WRITTEN TASK 1 = Repeat the records word for word, starting with the line that contains "ref-282: 282 — [1476, 460, 1505, 481]" and going on through the last line of the records, including both of those lines.

------ TEXT BLOCK ------

Change the Channel: Linear TV Viewership Dips Below 50% for First Time

Years of the cord cutting that cable-TV executives used to insist wasn’t really happening have now reduced traditional linear TV and its program grid to the viewing experience of a minority of Americans, according to Nielsen’s latest metrics. 

The July edition of the New York firm’s Gauge viewership breakdown, released Tuesday, shows that channels available via broadcast slumped to 20% of total TV usage, a new low, while cable content’s share fell to 29.6%. The continued decline of those categories (from July 2022, 5.4% and 12.5% for broadcast and cable) left linear TV below 50% for the first time. 

Streaming, meanwhile, hit a new high of 38.7%, with the most popular service being Google’s YouTube at 9.2%, followed by Netflix (8.5%), the non-live TV version of Hulu (3.6%), Amazon Prime Video (3.4%) and Disney+ (2%).

------

WRITTEN TASK 2 = Reproduce the passage of the article on TV viewership word for word, starting with "Change the Channel: Linear" and going on through "the first time.".

------ DATA SUPPLIED ------

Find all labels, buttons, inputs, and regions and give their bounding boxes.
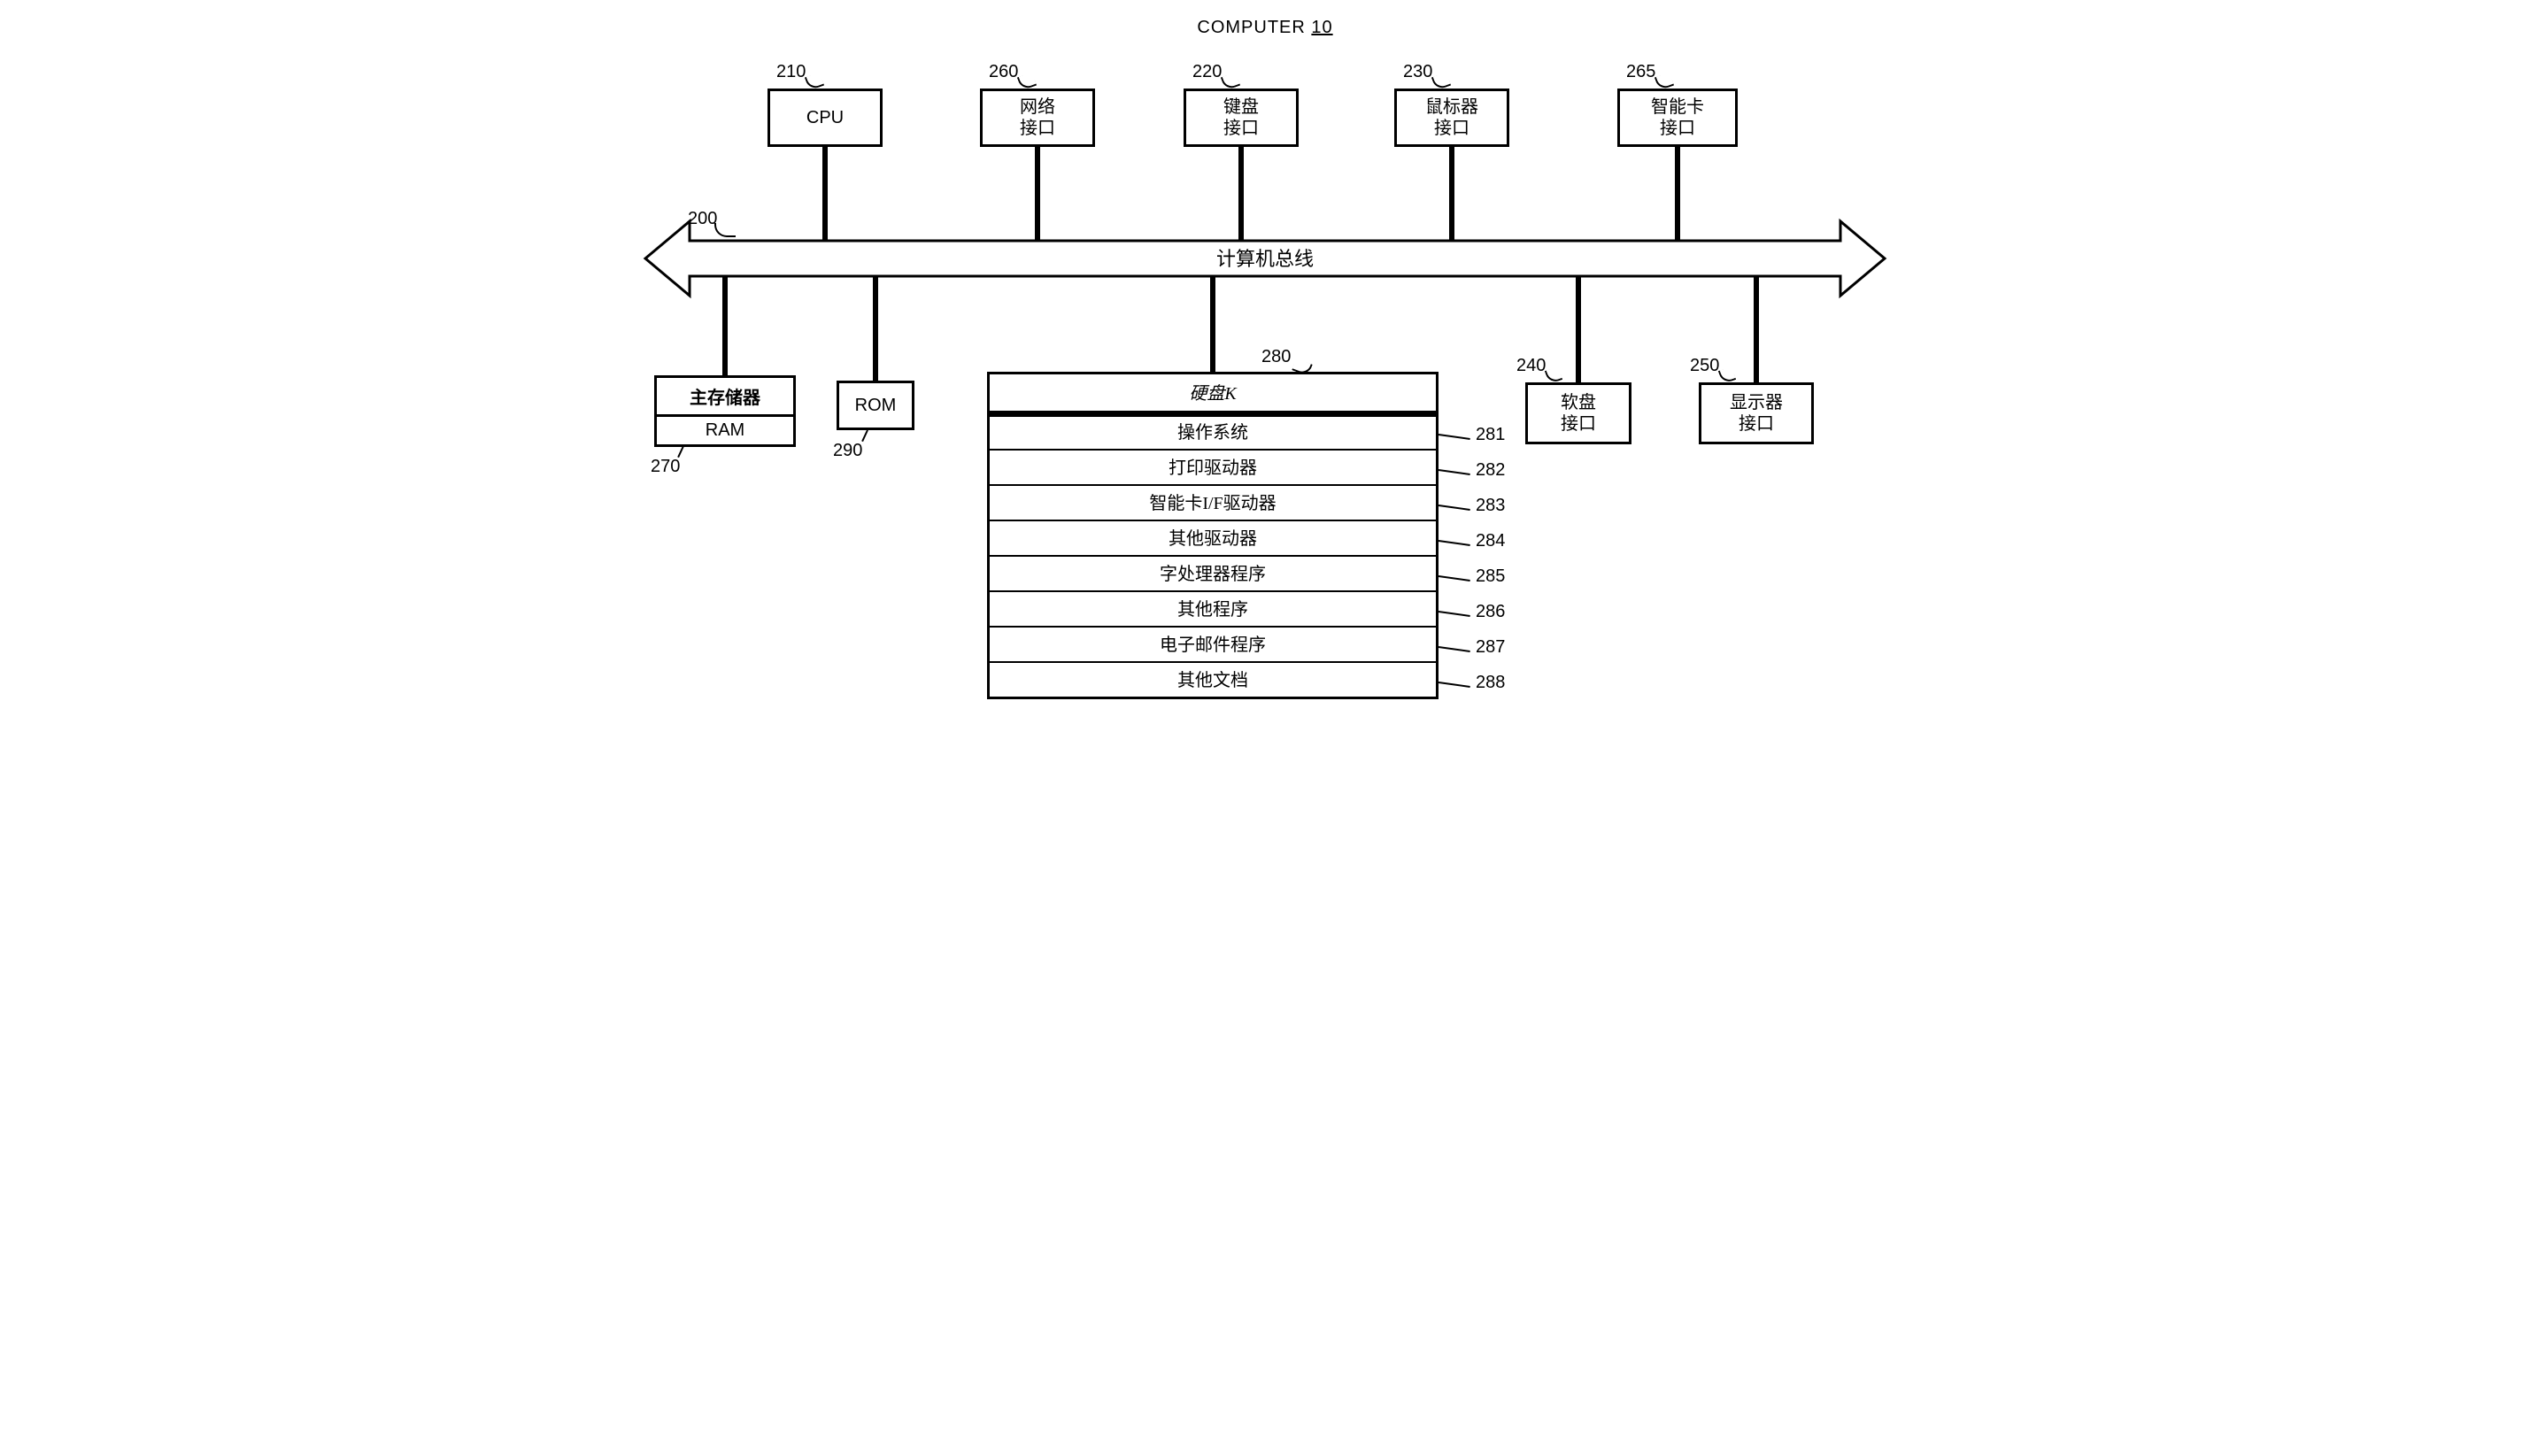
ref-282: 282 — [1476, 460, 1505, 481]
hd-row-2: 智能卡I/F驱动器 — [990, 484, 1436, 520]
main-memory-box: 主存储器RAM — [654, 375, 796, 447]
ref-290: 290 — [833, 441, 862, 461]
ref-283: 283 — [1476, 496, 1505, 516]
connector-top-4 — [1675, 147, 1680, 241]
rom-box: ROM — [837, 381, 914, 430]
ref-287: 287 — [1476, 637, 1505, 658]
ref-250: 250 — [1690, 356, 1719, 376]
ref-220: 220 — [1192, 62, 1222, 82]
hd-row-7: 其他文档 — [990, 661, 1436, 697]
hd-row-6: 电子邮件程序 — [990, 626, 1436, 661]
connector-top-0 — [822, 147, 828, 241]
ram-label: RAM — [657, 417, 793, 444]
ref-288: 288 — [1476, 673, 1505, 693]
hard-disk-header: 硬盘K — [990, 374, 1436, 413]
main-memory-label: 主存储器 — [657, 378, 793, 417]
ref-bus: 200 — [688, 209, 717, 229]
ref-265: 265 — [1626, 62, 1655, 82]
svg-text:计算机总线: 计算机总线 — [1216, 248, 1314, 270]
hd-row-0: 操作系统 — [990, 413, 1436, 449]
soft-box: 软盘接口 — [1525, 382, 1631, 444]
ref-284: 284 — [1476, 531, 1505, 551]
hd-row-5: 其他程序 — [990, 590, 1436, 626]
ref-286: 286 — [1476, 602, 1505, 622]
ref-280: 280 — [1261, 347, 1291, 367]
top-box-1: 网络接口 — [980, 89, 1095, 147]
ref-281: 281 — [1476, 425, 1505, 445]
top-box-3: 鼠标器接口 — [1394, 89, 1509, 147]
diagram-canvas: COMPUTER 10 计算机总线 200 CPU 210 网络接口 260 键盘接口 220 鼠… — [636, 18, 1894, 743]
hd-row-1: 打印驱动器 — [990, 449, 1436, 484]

------

TASK RESPONSE 1 =
ref-282: 282 — [1476, 460, 1505, 481]
hd-row-2: 智能卡I/F驱动器 — [990, 484, 1436, 520]
main-memory-box: 主存储器RAM — [654, 375, 796, 447]
ref-290: 290 — [833, 441, 862, 461]
ref-283: 283 — [1476, 496, 1505, 516]
connector-top-4 — [1675, 147, 1680, 241]
rom-box: ROM — [837, 381, 914, 430]
ref-287: 287 — [1476, 637, 1505, 658]
ref-250: 250 — [1690, 356, 1719, 376]
ref-220: 220 — [1192, 62, 1222, 82]
hd-row-7: 其他文档 — [990, 661, 1436, 697]
hd-row-6: 电子邮件程序 — [990, 626, 1436, 661]
connector-top-0 — [822, 147, 828, 241]
ram-label: RAM — [657, 417, 793, 444]
ref-288: 288 — [1476, 673, 1505, 693]
hard-disk-header: 硬盘K — [990, 374, 1436, 413]
main-memory-label: 主存储器 — [657, 378, 793, 417]
ref-bus: 200 — [688, 209, 717, 229]
ref-265: 265 — [1626, 62, 1655, 82]
svg-text:计算机总线: 计算机总线 — [1216, 248, 1314, 270]
hd-row-0: 操作系统 — [990, 413, 1436, 449]
soft-box: 软盘接口 — [1525, 382, 1631, 444]
ref-284: 284 — [1476, 531, 1505, 551]
hd-row-5: 其他程序 — [990, 590, 1436, 626]
ref-286: 286 — [1476, 602, 1505, 622]
ref-280: 280 — [1261, 347, 1291, 367]
top-box-1: 网络接口 — [980, 89, 1095, 147]
ref-281: 281 — [1476, 425, 1505, 445]
top-box-3: 鼠标器接口 — [1394, 89, 1509, 147]
diagram-canvas: COMPUTER 10 计算机总线 200 CPU 210 网络接口 260 键盘接口 220 鼠… — [636, 18, 1894, 743]
hd-row-1: 打印驱动器 — [990, 449, 1436, 484]

TASK RESPONSE 2 =
Change the Channel: Linear TV Viewership Dips Below 50% for First Time

Years of the cord cutting that cable-TV executives used to insist wasn’t really happening have now reduced traditional linear TV and its program grid to the viewing experience of a minority of Americans, according to Nielsen’s latest metrics. 

The July edition of the New York firm’s Gauge viewership breakdown, released Tuesday, shows that channels available via broadcast slumped to 20% of total TV usage, a new low, while cable content’s share fell to 29.6%. The continued decline of those categories (from July 2022, 5.4% and 12.5% for broadcast and cable) left linear TV below 50% for the first time.